---- Stored rows

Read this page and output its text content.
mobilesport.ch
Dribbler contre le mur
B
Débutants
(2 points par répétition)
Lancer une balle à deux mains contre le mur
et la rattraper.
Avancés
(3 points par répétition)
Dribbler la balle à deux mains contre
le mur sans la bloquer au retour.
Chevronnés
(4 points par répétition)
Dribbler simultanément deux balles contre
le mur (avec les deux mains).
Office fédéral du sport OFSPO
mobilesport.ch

--------

**Work to do**
Copy each record from above without leaving any out.

**Response**
Read this page and output its text content.
mobilesport.ch
Dribbler contre le mur
B
Débutants
(2 points par répétition)
Lancer une balle à deux mains contre le mur
et la rattraper.
Avancés
(3 points par répétition)
Dribbler la balle à deux mains contre
le mur sans la bloquer au retour.
Chevronnés
(4 points par répétition)
Dribbler simultanément deux balles contre
le mur (avec les deux mains).
Office fédéral du sport OFSPO
mobilesport.ch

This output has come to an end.